## RECORD SET

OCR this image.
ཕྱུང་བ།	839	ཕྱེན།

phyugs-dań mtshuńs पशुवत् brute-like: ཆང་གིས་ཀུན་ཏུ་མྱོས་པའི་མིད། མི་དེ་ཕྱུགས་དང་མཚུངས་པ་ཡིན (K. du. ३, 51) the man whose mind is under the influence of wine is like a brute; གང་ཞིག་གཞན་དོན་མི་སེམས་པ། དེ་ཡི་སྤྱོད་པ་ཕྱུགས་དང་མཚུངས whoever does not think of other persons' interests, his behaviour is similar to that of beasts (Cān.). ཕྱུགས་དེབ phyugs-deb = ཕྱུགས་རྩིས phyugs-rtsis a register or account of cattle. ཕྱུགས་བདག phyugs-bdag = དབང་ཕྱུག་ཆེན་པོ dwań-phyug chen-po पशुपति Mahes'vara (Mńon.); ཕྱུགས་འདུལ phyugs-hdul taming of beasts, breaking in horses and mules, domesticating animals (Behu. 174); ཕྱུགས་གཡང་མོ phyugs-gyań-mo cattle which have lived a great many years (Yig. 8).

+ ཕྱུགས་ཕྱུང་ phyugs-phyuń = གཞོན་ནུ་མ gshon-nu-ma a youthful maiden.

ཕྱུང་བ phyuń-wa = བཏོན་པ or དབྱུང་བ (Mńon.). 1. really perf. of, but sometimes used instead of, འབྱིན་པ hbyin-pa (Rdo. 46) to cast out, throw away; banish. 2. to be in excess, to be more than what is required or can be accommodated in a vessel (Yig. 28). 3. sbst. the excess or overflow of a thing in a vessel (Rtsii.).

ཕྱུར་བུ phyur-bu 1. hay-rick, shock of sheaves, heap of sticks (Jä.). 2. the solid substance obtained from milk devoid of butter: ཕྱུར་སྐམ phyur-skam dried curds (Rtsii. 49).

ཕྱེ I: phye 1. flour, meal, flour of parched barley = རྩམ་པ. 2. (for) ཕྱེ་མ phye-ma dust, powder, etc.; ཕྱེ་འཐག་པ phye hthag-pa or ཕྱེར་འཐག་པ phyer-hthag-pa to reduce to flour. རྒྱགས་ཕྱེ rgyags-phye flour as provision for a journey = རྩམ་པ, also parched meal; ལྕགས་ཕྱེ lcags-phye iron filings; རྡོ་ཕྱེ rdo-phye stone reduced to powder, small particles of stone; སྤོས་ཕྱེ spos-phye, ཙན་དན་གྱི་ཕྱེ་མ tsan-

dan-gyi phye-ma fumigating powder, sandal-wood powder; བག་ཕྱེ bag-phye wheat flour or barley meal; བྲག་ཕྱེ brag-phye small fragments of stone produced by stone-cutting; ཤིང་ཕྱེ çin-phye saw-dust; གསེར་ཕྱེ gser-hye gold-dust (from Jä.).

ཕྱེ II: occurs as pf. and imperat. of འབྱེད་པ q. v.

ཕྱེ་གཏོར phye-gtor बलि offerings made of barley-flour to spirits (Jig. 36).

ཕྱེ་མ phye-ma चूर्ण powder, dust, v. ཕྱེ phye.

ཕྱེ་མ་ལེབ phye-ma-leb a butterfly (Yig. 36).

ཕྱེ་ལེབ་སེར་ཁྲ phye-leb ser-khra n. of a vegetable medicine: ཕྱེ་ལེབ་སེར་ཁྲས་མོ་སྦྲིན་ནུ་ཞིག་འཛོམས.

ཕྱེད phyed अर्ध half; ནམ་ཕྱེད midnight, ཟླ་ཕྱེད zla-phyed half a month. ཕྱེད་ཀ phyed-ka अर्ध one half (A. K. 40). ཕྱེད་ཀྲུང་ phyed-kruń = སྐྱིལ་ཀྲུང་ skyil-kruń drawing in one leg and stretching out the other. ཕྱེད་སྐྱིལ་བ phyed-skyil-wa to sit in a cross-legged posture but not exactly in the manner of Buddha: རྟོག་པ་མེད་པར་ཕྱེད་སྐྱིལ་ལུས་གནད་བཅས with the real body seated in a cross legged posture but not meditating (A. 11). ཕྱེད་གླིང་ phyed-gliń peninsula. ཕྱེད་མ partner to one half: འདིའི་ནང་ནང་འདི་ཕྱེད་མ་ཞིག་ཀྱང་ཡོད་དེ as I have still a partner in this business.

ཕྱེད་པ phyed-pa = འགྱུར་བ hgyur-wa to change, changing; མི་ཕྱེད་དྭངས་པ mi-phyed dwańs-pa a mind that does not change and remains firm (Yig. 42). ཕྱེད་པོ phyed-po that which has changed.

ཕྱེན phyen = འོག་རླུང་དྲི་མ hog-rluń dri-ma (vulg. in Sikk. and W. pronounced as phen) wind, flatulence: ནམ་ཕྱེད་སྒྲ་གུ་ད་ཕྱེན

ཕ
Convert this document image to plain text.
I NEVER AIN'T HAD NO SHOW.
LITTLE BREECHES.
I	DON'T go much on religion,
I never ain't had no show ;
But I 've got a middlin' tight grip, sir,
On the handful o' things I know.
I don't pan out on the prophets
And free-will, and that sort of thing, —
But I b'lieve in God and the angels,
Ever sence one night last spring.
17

## WRITTEN EXERCISE
Copy exactly, and only, the lines from the one containing "Convert this document image to plain text." through the last line of the listing.

## RESPONSE TO THIS EXERCISE
Convert this document image to plain text.
I NEVER AIN'T HAD NO SHOW.
LITTLE BREECHES.
I	DON'T go much on religion,
I never ain't had no show ;
But I 've got a middlin' tight grip, sir,
On the handful o' things I know.
I don't pan out on the prophets
And free-will, and that sort of thing, —
But I b'lieve in God and the angels,
Ever sence one night last spring.
17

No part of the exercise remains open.